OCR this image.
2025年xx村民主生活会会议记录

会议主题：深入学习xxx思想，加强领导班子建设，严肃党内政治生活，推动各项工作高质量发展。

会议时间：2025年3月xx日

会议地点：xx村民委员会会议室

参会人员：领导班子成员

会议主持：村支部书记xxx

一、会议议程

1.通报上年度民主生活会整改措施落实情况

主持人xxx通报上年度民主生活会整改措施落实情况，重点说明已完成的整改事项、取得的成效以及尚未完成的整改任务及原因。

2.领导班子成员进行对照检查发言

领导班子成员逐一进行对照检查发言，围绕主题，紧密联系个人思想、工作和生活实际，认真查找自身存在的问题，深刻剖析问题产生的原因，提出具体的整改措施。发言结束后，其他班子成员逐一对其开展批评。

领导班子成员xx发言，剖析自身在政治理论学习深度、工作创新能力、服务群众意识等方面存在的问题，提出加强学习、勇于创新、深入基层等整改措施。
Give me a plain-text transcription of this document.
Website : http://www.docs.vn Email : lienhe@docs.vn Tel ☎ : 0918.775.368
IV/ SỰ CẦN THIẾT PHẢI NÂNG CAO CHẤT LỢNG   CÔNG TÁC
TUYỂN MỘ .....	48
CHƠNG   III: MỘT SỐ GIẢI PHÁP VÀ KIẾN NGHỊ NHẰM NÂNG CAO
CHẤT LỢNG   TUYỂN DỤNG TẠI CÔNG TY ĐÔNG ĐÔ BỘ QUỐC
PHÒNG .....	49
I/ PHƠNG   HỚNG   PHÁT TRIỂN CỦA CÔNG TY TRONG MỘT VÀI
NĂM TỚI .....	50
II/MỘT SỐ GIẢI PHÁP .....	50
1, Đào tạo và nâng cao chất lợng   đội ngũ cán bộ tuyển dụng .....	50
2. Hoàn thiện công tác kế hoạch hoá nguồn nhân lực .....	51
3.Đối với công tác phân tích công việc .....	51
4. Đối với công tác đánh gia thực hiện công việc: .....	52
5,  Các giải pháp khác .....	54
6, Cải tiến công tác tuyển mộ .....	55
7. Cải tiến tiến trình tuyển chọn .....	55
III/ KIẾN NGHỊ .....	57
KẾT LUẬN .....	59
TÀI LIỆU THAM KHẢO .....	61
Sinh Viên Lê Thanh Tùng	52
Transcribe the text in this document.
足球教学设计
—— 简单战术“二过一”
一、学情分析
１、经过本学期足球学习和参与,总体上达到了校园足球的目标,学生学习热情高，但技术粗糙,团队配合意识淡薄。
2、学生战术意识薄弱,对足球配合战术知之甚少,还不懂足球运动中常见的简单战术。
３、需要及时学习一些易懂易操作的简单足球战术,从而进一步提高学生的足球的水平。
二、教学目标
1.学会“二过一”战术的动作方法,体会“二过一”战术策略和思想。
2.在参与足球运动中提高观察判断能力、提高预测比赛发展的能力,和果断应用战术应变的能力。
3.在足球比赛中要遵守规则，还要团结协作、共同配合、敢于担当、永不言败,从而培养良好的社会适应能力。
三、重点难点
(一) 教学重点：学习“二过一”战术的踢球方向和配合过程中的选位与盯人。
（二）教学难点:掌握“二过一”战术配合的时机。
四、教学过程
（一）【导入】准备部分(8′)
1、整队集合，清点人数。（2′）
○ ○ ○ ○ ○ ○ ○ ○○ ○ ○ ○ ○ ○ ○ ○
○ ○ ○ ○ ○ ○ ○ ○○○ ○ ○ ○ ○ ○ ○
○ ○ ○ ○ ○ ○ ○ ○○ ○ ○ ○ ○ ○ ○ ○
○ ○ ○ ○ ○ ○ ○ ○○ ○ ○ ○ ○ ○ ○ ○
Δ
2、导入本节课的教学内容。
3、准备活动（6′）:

Work to complete
Look through the entries above. Extract each line with the word "KIẾN".

The output
CHƠNG   III: MỘT SỐ GIẢI PHÁP VÀ KIẾN NGHỊ NHẰM NÂNG CAO
III/ KIẾN NGHỊ .....	57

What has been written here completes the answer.